» Source records:

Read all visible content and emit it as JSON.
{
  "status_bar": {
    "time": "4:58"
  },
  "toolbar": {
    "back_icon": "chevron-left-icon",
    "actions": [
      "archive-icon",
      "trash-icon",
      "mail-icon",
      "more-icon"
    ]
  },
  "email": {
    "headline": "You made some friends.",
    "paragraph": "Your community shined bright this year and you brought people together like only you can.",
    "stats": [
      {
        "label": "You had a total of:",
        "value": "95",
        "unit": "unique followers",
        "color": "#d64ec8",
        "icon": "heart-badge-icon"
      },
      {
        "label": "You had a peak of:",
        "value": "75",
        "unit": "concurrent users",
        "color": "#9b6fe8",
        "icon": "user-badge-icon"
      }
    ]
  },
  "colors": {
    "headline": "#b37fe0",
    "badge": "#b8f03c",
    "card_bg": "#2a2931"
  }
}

» Directions for this task: In the material above, find each line that contains the word "icon", and select it.

» Answer to the task:
    "back_icon": "chevron-left-icon",
      "archive-icon",
      "trash-icon",
      "mail-icon",
      "more-icon"
        "icon": "heart-badge-icon"
        "icon": "user-badge-icon"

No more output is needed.